> [Records from a collection of figures]:
··········

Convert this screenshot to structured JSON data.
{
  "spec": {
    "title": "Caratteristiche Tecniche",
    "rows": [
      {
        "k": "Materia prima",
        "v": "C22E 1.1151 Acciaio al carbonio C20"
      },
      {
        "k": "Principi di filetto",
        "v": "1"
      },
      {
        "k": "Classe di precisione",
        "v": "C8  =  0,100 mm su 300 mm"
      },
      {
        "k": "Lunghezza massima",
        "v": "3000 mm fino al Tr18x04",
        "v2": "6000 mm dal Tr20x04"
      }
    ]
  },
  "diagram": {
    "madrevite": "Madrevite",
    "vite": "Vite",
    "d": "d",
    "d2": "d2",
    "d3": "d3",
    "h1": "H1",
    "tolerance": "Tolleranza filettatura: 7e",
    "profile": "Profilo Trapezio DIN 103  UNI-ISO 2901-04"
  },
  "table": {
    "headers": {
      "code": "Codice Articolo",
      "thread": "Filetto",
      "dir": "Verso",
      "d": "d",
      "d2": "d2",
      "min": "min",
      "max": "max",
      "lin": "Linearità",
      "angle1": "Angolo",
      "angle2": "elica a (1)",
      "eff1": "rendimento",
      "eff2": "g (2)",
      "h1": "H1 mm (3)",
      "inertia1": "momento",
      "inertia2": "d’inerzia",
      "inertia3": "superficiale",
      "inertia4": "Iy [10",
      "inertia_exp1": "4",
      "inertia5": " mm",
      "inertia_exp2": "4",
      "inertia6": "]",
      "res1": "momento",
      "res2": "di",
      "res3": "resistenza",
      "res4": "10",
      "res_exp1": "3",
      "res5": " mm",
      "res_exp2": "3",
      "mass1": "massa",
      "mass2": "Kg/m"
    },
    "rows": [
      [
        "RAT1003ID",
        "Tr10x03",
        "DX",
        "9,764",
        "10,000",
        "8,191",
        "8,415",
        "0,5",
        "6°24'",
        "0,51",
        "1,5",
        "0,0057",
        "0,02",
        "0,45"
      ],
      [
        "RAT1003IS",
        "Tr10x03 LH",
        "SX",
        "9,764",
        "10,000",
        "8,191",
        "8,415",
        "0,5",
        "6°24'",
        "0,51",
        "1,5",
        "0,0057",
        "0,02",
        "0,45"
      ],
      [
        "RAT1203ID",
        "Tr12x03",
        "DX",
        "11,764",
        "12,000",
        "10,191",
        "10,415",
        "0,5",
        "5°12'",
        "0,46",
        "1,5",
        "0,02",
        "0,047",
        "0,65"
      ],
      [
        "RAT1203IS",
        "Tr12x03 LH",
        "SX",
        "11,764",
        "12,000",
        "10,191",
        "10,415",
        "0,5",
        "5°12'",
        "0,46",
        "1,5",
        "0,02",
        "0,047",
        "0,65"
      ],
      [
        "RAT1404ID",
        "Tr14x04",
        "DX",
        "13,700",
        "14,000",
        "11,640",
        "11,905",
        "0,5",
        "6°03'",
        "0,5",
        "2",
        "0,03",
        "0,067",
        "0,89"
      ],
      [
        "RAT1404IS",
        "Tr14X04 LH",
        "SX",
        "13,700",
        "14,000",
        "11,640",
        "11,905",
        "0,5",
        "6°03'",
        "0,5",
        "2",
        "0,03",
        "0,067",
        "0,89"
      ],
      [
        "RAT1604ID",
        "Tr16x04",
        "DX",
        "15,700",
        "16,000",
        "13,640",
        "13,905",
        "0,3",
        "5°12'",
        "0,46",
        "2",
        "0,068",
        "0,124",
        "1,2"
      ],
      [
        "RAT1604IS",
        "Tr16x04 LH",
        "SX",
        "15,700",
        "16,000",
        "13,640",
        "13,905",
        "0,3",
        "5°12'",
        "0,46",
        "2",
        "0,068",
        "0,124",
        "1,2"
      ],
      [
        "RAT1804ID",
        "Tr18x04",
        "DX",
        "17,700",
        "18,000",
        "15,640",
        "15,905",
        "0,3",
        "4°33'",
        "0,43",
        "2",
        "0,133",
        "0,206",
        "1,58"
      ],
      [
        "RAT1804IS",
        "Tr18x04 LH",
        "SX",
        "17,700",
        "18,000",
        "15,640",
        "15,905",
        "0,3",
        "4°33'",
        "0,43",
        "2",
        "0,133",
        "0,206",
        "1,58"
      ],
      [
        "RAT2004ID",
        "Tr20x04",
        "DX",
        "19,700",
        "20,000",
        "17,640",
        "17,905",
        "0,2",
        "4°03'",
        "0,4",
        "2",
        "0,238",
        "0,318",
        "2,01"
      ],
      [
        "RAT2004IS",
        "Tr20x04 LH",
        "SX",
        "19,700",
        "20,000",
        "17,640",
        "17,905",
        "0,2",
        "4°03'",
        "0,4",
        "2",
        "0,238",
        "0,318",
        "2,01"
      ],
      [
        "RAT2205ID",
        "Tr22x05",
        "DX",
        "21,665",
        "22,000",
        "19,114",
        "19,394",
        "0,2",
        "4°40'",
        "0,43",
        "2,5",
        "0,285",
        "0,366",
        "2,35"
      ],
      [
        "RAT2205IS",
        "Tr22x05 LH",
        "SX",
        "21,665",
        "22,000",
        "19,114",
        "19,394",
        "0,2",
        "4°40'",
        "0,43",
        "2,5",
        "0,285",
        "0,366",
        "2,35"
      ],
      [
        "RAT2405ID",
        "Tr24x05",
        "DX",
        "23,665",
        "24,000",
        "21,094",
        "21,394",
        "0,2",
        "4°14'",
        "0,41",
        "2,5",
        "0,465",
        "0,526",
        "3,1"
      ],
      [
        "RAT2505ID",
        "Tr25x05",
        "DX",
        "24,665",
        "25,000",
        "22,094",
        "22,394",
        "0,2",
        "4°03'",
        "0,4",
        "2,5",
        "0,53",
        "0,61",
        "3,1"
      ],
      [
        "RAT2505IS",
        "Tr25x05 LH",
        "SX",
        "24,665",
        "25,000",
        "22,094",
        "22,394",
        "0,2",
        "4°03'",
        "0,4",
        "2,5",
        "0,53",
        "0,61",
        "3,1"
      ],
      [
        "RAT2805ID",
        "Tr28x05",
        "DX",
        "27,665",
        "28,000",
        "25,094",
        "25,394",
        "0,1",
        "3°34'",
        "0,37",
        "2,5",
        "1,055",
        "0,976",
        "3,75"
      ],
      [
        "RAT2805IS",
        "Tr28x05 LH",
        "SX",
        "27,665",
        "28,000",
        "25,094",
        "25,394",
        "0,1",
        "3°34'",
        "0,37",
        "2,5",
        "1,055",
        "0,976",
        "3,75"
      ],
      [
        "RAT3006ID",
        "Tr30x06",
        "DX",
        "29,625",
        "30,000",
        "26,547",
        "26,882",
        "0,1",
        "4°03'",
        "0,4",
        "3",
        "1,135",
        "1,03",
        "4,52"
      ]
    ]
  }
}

··········

> [Your goal]:
Output the records exactly, including every line.

> [Solution]:
Convert this screenshot to structured JSON data.
{
  "spec": {
    "title": "Caratteristiche Tecniche",
    "rows": [
      {
        "k": "Materia prima",
        "v": "C22E 1.1151 Acciaio al carbonio C20"
      },
      {
        "k": "Principi di filetto",
        "v": "1"
      },
      {
        "k": "Classe di precisione",
        "v": "C8  =  0,100 mm su 300 mm"
      },
      {
        "k": "Lunghezza massima",
        "v": "3000 mm fino al Tr18x04",
        "v2": "6000 mm dal Tr20x04"
      }
    ]
  },
  "diagram": {
    "madrevite": "Madrevite",
    "vite": "Vite",
    "d": "d",
    "d2": "d2",
    "d3": "d3",
    "h1": "H1",
    "tolerance": "Tolleranza filettatura: 7e",
    "profile": "Profilo Trapezio DIN 103  UNI-ISO 2901-04"
  },
  "table": {
    "headers": {
      "code": "Codice Articolo",
      "thread": "Filetto",
      "dir": "Verso",
      "d": "d",
      "d2": "d2",
      "min": "min",
      "max": "max",
      "lin": "Linearità",
      "angle1": "Angolo",
      "angle2": "elica a (1)",
      "eff1": "rendimento",
      "eff2": "g (2)",
      "h1": "H1 mm (3)",
      "inertia1": "momento",
      "inertia2": "d’inerzia",
      "inertia3": "superficiale",
      "inertia4": "Iy [10",
      "inertia_exp1": "4",
      "inertia5": " mm",
      "inertia_exp2": "4",
      "inertia6": "]",
      "res1": "momento",
      "res2": "di",
      "res3": "resistenza",
      "res4": "10",
      "res_exp1": "3",
      "res5": " mm",
      "res_exp2": "3",
      "mass1": "massa",
      "mass2": "Kg/m"
    },
    "rows": [
      [
        "RAT1003ID",
        "Tr10x03",
        "DX",
        "9,764",
        "10,000",
        "8,191",
        "8,415",
        "0,5",
        "6°24'",
        "0,51",
        "1,5",
        "0,0057",
        "0,02",
        "0,45"
      ],
      [
        "RAT1003IS",
        "Tr10x03 LH",
        "SX",
        "9,764",
        "10,000",
        "8,191",
        "8,415",
        "0,5",
        "6°24'",
        "0,51",
        "1,5",
        "0,0057",
        "0,02",
        "0,45"
      ],
      [
        "RAT1203ID",
        "Tr12x03",
        "DX",
        "11,764",
        "12,000",
        "10,191",
        "10,415",
        "0,5",
        "5°12'",
        "0,46",
        "1,5",
        "0,02",
        "0,047",
        "0,65"
      ],
      [
        "RAT1203IS",
        "Tr12x03 LH",
        "SX",
        "11,764",
        "12,000",
        "10,191",
        "10,415",
        "0,5",
        "5°12'",
        "0,46",
        "1,5",
        "0,02",
        "0,047",
        "0,65"
      ],
      [
        "RAT1404ID",
        "Tr14x04",
        "DX",
        "13,700",
        "14,000",
        "11,640",
        "11,905",
        "0,5",
        "6°03'",
        "0,5",
        "2",
        "0,03",
        "0,067",
        "0,89"
      ],
      [
        "RAT1404IS",
        "Tr14X04 LH",
        "SX",
        "13,700",
        "14,000",
        "11,640",
        "11,905",
        "0,5",
        "6°03'",
        "0,5",
        "2",
        "0,03",
        "0,067",
        "0,89"
      ],
      [
        "RAT1604ID",
        "Tr16x04",
        "DX",
        "15,700",
        "16,000",
        "13,640",
        "13,905",
        "0,3",
        "5°12'",
        "0,46",
        "2",
        "0,068",
        "0,124",
        "1,2"
      ],
      [
        "RAT1604IS",
        "Tr16x04 LH",
        "SX",
        "15,700",
        "16,000",
        "13,640",
        "13,905",
        "0,3",
        "5°12'",
        "0,46",
        "2",
        "0,068",
        "0,124",
        "1,2"
      ],
      [
        "RAT1804ID",
        "Tr18x04",
        "DX",
        "17,700",
        "18,000",
        "15,640",
        "15,905",
        "0,3",
        "4°33'",
        "0,43",
        "2",
        "0,133",
        "0,206",
        "1,58"
      ],
      [
        "RAT1804IS",
        "Tr18x04 LH",
        "SX",
        "17,700",
        "18,000",
        "15,640",
        "15,905",
        "0,3",
        "4°33'",
        "0,43",
        "2",
        "0,133",
        "0,206",
        "1,58"
      ],
      [
        "RAT2004ID",
        "Tr20x04",
        "DX",
        "19,700",
        "20,000",
        "17,640",
        "17,905",
        "0,2",
        "4°03'",
        "0,4",
        "2",
        "0,238",
        "0,318",
        "2,01"
      ],
      [
        "RAT2004IS",
        "Tr20x04 LH",
        "SX",
        "19,700",
        "20,000",
        "17,640",
        "17,905",
        "0,2",
        "4°03'",
        "0,4",
        "2",
        "0,238",
        "0,318",
        "2,01"
      ],
      [
        "RAT2205ID",
        "Tr22x05",
        "DX",
        "21,665",
        "22,000",
        "19,114",
        "19,394",
        "0,2",
        "4°40'",
        "0,43",
        "2,5",
        "0,285",
        "0,366",
        "2,35"
      ],
      [
        "RAT2205IS",
        "Tr22x05 LH",
        "SX",
        "21,665",
        "22,000",
        "19,114",
        "19,394",
        "0,2",
        "4°40'",
        "0,43",
        "2,5",
        "0,285",
        "0,366",
        "2,35"
      ],
      [
        "RAT2405ID",
        "Tr24x05",
        "DX",
        "23,665",
        "24,000",
        "21,094",
        "21,394",
        "0,2",
        "4°14'",
        "0,41",
        "2,5",
        "0,465",
        "0,526",
        "3,1"
      ],
      [
        "RAT2505ID",
        "Tr25x05",
        "DX",
        "24,665",
        "25,000",
        "22,094",
        "22,394",
        "0,2",
        "4°03'",
        "0,4",
        "2,5",
        "0,53",
        "0,61",
        "3,1"
      ],
      [
        "RAT2505IS",
        "Tr25x05 LH",
        "SX",
        "24,665",
        "25,000",
        "22,094",
        "22,394",
        "0,2",
        "4°03'",
        "0,4",
        "2,5",
        "0,53",
        "0,61",
        "3,1"
      ],
      [
        "RAT2805ID",
        "Tr28x05",
        "DX",
        "27,665",
        "28,000",
        "25,094",
        "25,394",
        "0,1",
        "3°34'",
        "0,37",
        "2,5",
        "1,055",
        "0,976",
        "3,75"
      ],
      [
        "RAT2805IS",
        "Tr28x05 LH",
        "SX",
        "27,665",
        "28,000",
        "25,094",
        "25,394",
        "0,1",
        "3°34'",
        "0,37",
        "2,5",
        "1,055",
        "0,976",
        "3,75"
      ],
      [
        "RAT3006ID",
        "Tr30x06",
        "DX",
        "29,625",
        "30,000",
        "26,547",
        "26,882",
        "0,1",
        "4°03'",
        "0,4",
        "3",
        "1,135",
        "1,03",
        "4,52"
      ]
    ]
  }
}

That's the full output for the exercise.